### [Stored items]
▼

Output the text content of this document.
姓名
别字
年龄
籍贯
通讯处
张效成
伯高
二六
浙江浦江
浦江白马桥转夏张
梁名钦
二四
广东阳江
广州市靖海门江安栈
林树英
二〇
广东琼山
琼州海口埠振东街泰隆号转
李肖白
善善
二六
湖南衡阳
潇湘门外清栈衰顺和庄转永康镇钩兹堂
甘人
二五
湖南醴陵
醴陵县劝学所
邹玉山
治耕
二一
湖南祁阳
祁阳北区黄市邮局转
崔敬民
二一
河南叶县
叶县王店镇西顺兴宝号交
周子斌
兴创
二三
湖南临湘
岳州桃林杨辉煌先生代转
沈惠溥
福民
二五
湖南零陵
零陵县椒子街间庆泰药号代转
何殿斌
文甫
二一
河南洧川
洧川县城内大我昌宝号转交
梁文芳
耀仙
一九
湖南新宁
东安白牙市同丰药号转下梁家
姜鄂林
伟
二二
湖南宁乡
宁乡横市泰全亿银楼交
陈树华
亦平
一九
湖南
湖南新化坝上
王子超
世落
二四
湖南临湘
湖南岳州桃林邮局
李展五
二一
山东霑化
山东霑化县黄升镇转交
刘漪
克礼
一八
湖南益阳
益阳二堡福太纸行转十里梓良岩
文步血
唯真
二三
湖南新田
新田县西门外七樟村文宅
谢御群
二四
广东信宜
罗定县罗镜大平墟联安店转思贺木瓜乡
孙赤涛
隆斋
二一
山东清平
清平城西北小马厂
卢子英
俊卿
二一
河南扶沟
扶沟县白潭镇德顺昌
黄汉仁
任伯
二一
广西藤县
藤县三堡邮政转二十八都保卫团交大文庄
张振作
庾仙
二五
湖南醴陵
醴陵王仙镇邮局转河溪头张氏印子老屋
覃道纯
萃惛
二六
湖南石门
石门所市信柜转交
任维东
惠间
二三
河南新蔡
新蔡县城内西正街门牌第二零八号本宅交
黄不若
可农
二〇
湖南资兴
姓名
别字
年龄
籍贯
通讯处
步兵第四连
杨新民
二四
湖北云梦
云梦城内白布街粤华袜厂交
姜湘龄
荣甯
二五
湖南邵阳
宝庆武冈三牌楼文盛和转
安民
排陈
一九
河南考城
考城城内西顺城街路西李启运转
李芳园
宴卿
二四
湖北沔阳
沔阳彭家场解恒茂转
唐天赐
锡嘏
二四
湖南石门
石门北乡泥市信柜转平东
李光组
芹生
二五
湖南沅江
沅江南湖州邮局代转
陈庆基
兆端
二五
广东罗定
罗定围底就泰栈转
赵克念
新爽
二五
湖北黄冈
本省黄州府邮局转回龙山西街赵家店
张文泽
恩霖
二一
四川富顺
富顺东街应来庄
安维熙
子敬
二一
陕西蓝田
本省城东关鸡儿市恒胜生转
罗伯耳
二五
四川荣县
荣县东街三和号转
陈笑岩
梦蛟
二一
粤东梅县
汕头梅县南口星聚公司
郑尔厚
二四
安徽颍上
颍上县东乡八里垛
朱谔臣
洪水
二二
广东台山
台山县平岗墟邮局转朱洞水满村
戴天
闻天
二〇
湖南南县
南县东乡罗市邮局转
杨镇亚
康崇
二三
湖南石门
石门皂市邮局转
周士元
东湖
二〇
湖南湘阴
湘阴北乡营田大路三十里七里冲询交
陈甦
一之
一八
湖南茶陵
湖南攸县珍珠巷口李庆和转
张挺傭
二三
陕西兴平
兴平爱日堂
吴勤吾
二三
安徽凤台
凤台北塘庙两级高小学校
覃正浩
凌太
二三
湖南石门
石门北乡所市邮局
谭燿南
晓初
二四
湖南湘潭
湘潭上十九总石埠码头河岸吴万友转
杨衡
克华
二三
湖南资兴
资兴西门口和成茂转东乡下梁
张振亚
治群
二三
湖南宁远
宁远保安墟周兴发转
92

▲

Reproduce the listing above verbatim, from first line to last.

Output the text content of this document.
姓名
别字
年龄
籍贯
通讯处
张效成
伯高
二六
浙江浦江
浦江白马桥转夏张
梁名钦
二四
广东阳江
广州市靖海门江安栈
林树英
二〇
广东琼山
琼州海口埠振东街泰隆号转
李肖白
善善
二六
湖南衡阳
潇湘门外清栈衰顺和庄转永康镇钩兹堂
甘人
二五
湖南醴陵
醴陵县劝学所
邹玉山
治耕
二一
湖南祁阳
祁阳北区黄市邮局转
崔敬民
二一
河南叶县
叶县王店镇西顺兴宝号交
周子斌
兴创
二三
湖南临湘
岳州桃林杨辉煌先生代转
沈惠溥
福民
二五
湖南零陵
零陵县椒子街间庆泰药号代转
何殿斌
文甫
二一
河南洧川
洧川县城内大我昌宝号转交
梁文芳
耀仙
一九
湖南新宁
东安白牙市同丰药号转下梁家
姜鄂林
伟
二二
湖南宁乡
宁乡横市泰全亿银楼交
陈树华
亦平
一九
湖南
湖南新化坝上
王子超
世落
二四
湖南临湘
湖南岳州桃林邮局
李展五
二一
山东霑化
山东霑化县黄升镇转交
刘漪
克礼
一八
湖南益阳
益阳二堡福太纸行转十里梓良岩
文步血
唯真
二三
湖南新田
新田县西门外七樟村文宅
谢御群
二四
广东信宜
罗定县罗镜大平墟联安店转思贺木瓜乡
孙赤涛
隆斋
二一
山东清平
清平城西北小马厂
卢子英
俊卿
二一
河南扶沟
扶沟县白潭镇德顺昌
黄汉仁
任伯
二一
广西藤县
藤县三堡邮政转二十八都保卫团交大文庄
张振作
庾仙
二五
湖南醴陵
醴陵王仙镇邮局转河溪头张氏印子老屋
覃道纯
萃惛
二六
湖南石门
石门所市信柜转交
任维东
惠间
二三
河南新蔡
新蔡县城内西正街门牌第二零八号本宅交
黄不若
可农
二〇
湖南资兴
姓名
别字
年龄
籍贯
通讯处
步兵第四连
杨新民
二四
湖北云梦
云梦城内白布街粤华袜厂交
姜湘龄
荣甯
二五
湖南邵阳
宝庆武冈三牌楼文盛和转
安民
排陈
一九
河南考城
考城城内西顺城街路西李启运转
李芳园
宴卿
二四
湖北沔阳
沔阳彭家场解恒茂转
唐天赐
锡嘏
二四
湖南石门
石门北乡泥市信柜转平东
李光组
芹生
二五
湖南沅江
沅江南湖州邮局代转
陈庆基
兆端
二五
广东罗定
罗定围底就泰栈转
赵克念
新爽
二五
湖北黄冈
本省黄州府邮局转回龙山西街赵家店
张文泽
恩霖
二一
四川富顺
富顺东街应来庄
安维熙
子敬
二一
陕西蓝田
本省城东关鸡儿市恒胜生转
罗伯耳
二五
四川荣县
荣县东街三和号转
陈笑岩
梦蛟
二一
粤东梅县
汕头梅县南口星聚公司
郑尔厚
二四
安徽颍上
颍上县东乡八里垛
朱谔臣
洪水
二二
广东台山
台山县平岗墟邮局转朱洞水满村
戴天
闻天
二〇
湖南南县
南县东乡罗市邮局转
杨镇亚
康崇
二三
湖南石门
石门皂市邮局转
周士元
东湖
二〇
湖南湘阴
湘阴北乡营田大路三十里七里冲询交
陈甦
一之
一八
湖南茶陵
湖南攸县珍珠巷口李庆和转
张挺傭
二三
陕西兴平
兴平爱日堂
吴勤吾
二三
安徽凤台
凤台北塘庙两级高小学校
覃正浩
凌太
二三
湖南石门
石门北乡所市邮局
谭燿南
晓初
二四
湖南湘潭
湘潭上十九总石埠码头河岸吴万友转
杨衡
克华
二三
湖南资兴
资兴西门口和成茂转东乡下梁
张振亚
治群
二三
湖南宁远
宁远保安墟周兴发转
92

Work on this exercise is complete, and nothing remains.